Collected data:
(begin)
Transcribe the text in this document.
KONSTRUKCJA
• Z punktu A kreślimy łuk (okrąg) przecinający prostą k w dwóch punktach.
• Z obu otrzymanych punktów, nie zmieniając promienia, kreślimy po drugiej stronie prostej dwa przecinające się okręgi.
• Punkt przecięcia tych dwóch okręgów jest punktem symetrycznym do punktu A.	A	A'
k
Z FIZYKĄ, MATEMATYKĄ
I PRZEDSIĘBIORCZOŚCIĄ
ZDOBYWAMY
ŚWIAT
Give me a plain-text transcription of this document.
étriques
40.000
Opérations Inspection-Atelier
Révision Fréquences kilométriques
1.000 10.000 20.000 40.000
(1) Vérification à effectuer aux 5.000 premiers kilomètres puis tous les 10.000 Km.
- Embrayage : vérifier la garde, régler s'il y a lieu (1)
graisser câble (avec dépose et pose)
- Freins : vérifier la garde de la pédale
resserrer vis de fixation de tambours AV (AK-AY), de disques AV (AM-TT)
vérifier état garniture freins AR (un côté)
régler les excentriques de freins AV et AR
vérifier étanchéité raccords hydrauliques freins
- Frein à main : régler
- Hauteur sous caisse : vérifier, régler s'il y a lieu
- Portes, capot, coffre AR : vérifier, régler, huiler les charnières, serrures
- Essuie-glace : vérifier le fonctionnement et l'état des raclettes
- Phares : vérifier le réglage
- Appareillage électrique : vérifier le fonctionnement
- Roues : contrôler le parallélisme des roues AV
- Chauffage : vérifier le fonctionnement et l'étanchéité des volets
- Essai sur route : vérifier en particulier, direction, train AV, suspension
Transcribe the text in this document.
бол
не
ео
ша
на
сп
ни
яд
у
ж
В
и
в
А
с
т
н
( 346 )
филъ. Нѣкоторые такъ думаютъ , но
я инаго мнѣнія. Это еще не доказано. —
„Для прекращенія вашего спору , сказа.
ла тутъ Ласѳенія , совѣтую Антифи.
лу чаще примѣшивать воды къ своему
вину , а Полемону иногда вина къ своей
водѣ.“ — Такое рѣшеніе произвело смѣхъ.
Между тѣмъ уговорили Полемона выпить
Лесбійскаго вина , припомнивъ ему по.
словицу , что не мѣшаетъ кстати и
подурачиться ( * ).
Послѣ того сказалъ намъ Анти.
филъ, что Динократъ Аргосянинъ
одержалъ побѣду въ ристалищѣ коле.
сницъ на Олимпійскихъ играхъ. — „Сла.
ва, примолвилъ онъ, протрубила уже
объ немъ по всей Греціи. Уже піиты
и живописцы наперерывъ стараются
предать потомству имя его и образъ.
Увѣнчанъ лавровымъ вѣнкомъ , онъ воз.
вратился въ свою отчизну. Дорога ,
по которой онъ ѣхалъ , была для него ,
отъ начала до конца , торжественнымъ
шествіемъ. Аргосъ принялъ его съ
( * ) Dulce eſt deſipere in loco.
(end)
Set problem: Output all of the material exactly as written.

Solved problem:
Transcribe the text in this document.
KONSTRUKCJA
• Z punktu A kreślimy łuk (okrąg) przecinający prostą k w dwóch punktach.
• Z obu otrzymanych punktów, nie zmieniając promienia, kreślimy po drugiej stronie prostej dwa przecinające się okręgi.
• Punkt przecięcia tych dwóch okręgów jest punktem symetrycznym do punktu A.	A	A'
k
Z FIZYKĄ, MATEMATYKĄ
I PRZEDSIĘBIORCZOŚCIĄ
ZDOBYWAMY
ŚWIAT
Give me a plain-text transcription of this document.
étriques
40.000
Opérations Inspection-Atelier
Révision Fréquences kilométriques
1.000 10.000 20.000 40.000
(1) Vérification à effectuer aux 5.000 premiers kilomètres puis tous les 10.000 Km.
- Embrayage : vérifier la garde, régler s'il y a lieu (1)
graisser câble (avec dépose et pose)
- Freins : vérifier la garde de la pédale
resserrer vis de fixation de tambours AV (AK-AY), de disques AV (AM-TT)
vérifier état garniture freins AR (un côté)
régler les excentriques de freins AV et AR
vérifier étanchéité raccords hydrauliques freins
- Frein à main : régler
- Hauteur sous caisse : vérifier, régler s'il y a lieu
- Portes, capot, coffre AR : vérifier, régler, huiler les charnières, serrures
- Essuie-glace : vérifier le fonctionnement et l'état des raclettes
- Phares : vérifier le réglage
- Appareillage électrique : vérifier le fonctionnement
- Roues : contrôler le parallélisme des roues AV
- Chauffage : vérifier le fonctionnement et l'étanchéité des volets
- Essai sur route : vérifier en particulier, direction, train AV, suspension
Transcribe the text in this document.
бол
не
ео
ша
на
сп
ни
яд
у
ж
В
и
в
А
с
т
н
( 346 )
филъ. Нѣкоторые такъ думаютъ , но
я инаго мнѣнія. Это еще не доказано. —
„Для прекращенія вашего спору , сказа.
ла тутъ Ласѳенія , совѣтую Антифи.
лу чаще примѣшивать воды къ своему
вину , а Полемону иногда вина къ своей
водѣ.“ — Такое рѣшеніе произвело смѣхъ.
Между тѣмъ уговорили Полемона выпить
Лесбійскаго вина , припомнивъ ему по.
словицу , что не мѣшаетъ кстати и
подурачиться ( * ).
Послѣ того сказалъ намъ Анти.
филъ, что Динократъ Аргосянинъ
одержалъ побѣду въ ристалищѣ коле.
сницъ на Олимпійскихъ играхъ. — „Сла.
ва, примолвилъ онъ, протрубила уже
объ немъ по всей Греціи. Уже піиты
и живописцы наперерывъ стараются
предать потомству имя его и образъ.
Увѣнчанъ лавровымъ вѣнкомъ , онъ воз.
вратился въ свою отчизну. Дорога ,
по которой онъ ѣхалъ , была для него ,
отъ начала до конца , торжественнымъ
шествіемъ. Аргосъ принялъ его съ
( * ) Dulce eſt deſipere in loco.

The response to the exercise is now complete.